[A block of data]

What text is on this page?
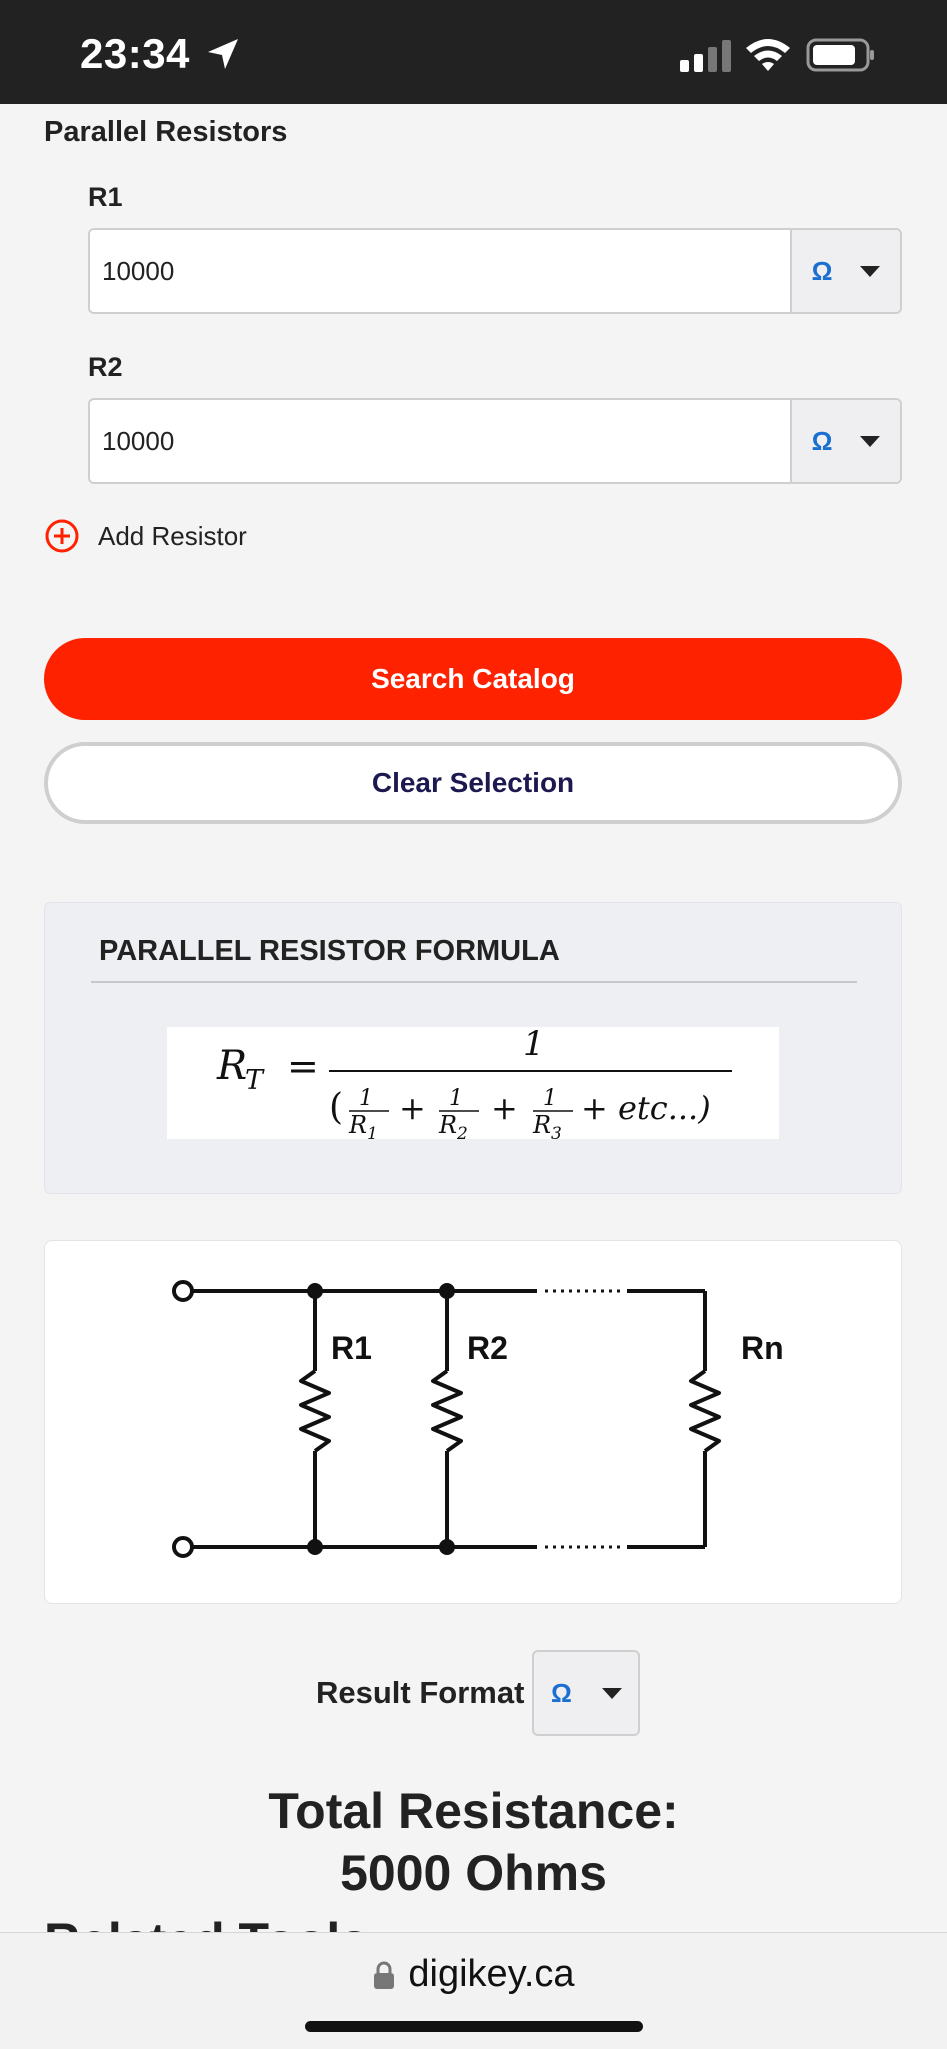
23:34
Parallel Resistors
R1
10000
Ω
R2
10000
Ω
Add Resistor
Search Catalog
Clear Selection
PARALLEL RESISTOR FORMULA
R
T =	1
( 1
R 1
+ 1
R 2
+ 1
R 3
+ etc...)
R1	R2	Rn
Result Format Ω
Total Resistance:
5000 Ohms
digikey.ca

OBJECTIVE. Restate the data above exactly, stripping out each image.

WORKED ANSWER.
What text is on this page?
23:34
Parallel Resistors
R1
10000
Ω
R2
10000
Ω
Add Resistor
Search Catalog
Clear Selection
PARALLEL RESISTOR FORMULA
R
T =	1
( 1
R 1
+ 1
R 2
+ 1
R 3
+ etc...)
R1	R2	Rn
Result Format Ω
Total Resistance:
5000 Ohms
digikey.ca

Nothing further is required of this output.